Exercise instructions
Your task is to extract every line from the material below exactly.

--- Available records ---

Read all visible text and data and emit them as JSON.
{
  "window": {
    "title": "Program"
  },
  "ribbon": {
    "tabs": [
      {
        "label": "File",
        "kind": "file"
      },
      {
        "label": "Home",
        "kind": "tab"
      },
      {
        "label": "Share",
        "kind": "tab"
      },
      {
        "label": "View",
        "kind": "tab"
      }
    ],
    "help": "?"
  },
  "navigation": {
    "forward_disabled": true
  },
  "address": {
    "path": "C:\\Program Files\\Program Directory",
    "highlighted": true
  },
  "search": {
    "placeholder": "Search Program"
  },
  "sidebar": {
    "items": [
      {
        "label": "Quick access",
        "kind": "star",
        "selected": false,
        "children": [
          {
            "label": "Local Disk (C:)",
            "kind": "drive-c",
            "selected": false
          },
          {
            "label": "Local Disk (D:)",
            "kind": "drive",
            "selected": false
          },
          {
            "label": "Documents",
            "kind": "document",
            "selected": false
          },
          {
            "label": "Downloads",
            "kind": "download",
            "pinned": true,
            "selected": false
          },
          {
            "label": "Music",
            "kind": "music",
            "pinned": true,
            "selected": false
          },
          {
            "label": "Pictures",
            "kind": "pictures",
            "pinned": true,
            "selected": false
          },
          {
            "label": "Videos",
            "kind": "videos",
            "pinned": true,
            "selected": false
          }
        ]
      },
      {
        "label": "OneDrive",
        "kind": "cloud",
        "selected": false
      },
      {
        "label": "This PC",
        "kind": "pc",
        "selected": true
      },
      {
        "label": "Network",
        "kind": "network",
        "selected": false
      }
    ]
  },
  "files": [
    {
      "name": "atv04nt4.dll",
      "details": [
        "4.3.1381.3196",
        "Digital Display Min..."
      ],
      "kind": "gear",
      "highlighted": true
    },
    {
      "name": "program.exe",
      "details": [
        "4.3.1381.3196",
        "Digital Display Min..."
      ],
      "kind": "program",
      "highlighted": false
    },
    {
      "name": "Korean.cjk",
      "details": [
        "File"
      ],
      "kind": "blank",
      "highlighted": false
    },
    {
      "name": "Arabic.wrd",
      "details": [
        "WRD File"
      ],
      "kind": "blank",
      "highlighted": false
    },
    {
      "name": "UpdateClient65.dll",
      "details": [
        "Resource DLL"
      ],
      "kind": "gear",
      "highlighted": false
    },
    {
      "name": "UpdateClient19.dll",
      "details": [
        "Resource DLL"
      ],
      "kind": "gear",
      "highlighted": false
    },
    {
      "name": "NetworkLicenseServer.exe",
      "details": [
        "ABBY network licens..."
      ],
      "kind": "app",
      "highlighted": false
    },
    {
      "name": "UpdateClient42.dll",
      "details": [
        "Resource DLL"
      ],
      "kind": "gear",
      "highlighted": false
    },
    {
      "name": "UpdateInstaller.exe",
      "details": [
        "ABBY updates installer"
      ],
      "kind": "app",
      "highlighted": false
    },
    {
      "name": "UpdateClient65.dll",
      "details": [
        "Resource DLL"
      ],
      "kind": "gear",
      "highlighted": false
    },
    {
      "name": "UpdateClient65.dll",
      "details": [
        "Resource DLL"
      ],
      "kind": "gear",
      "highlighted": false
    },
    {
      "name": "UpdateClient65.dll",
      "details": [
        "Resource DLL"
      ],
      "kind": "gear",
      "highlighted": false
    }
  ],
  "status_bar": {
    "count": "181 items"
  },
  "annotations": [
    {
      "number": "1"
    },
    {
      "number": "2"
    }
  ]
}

---

Output
Read all visible text and data and emit them as JSON.
{
  "window": {
    "title": "Program"
  },
  "ribbon": {
    "tabs": [
      {
        "label": "File",
        "kind": "file"
      },
      {
        "label": "Home",
        "kind": "tab"
      },
      {
        "label": "Share",
        "kind": "tab"
      },
      {
        "label": "View",
        "kind": "tab"
      }
    ],
    "help": "?"
  },
  "navigation": {
    "forward_disabled": true
  },
  "address": {
    "path": "C:\\Program Files\\Program Directory",
    "highlighted": true
  },
  "search": {
    "placeholder": "Search Program"
  },
  "sidebar": {
    "items": [
      {
        "label": "Quick access",
        "kind": "star",
        "selected": false,
        "children": [
          {
            "label": "Local Disk (C:)",
            "kind": "drive-c",
            "selected": false
          },
          {
            "label": "Local Disk (D:)",
            "kind": "drive",
            "selected": false
          },
          {
            "label": "Documents",
            "kind": "document",
            "selected": false
          },
          {
            "label": "Downloads",
            "kind": "download",
            "pinned": true,
            "selected": false
          },
          {
            "label": "Music",
            "kind": "music",
            "pinned": true,
            "selected": false
          },
          {
            "label": "Pictures",
            "kind": "pictures",
            "pinned": true,
            "selected": false
          },
          {
            "label": "Videos",
            "kind": "videos",
            "pinned": true,
            "selected": false
          }
        ]
      },
      {
        "label": "OneDrive",
        "kind": "cloud",
        "selected": false
      },
      {
        "label": "This PC",
        "kind": "pc",
        "selected": true
      },
      {
        "label": "Network",
        "kind": "network",
        "selected": false
      }
    ]
  },
  "files": [
    {
      "name": "atv04nt4.dll",
      "details": [
        "4.3.1381.3196",
        "Digital Display Min..."
      ],
      "kind": "gear",
      "highlighted": true
    },
    {
      "name": "program.exe",
      "details": [
        "4.3.1381.3196",
        "Digital Display Min..."
      ],
      "kind": "program",
      "highlighted": false
    },
    {
      "name": "Korean.cjk",
      "details": [
        "File"
      ],
      "kind": "blank",
      "highlighted": false
    },
    {
      "name": "Arabic.wrd",
      "details": [
        "WRD File"
      ],
      "kind": "blank",
      "highlighted": false
    },
    {
      "name": "UpdateClient65.dll",
      "details": [
        "Resource DLL"
      ],
      "kind": "gear",
      "highlighted": false
    },
    {
      "name": "UpdateClient19.dll",
      "details": [
        "Resource DLL"
      ],
      "kind": "gear",
      "highlighted": false
    },
    {
      "name": "NetworkLicenseServer.exe",
      "details": [
        "ABBY network licens..."
      ],
      "kind": "app",
      "highlighted": false
    },
    {
      "name": "UpdateClient42.dll",
      "details": [
        "Resource DLL"
      ],
      "kind": "gear",
      "highlighted": false
    },
    {
      "name": "UpdateInstaller.exe",
      "details": [
        "ABBY updates installer"
      ],
      "kind": "app",
      "highlighted": false
    },
    {
      "name": "UpdateClient65.dll",
      "details": [
        "Resource DLL"
      ],
      "kind": "gear",
      "highlighted": false
    },
    {
      "name": "UpdateClient65.dll",
      "details": [
        "Resource DLL"
      ],
      "kind": "gear",
      "highlighted": false
    },
    {
      "name": "UpdateClient65.dll",
      "details": [
        "Resource DLL"
      ],
      "kind": "gear",
      "highlighted": false
    }
  ],
  "status_bar": {
    "count": "181 items"
  },
  "annotations": [
    {
      "number": "1"
    },
    {
      "number": "2"
    }
  ]
}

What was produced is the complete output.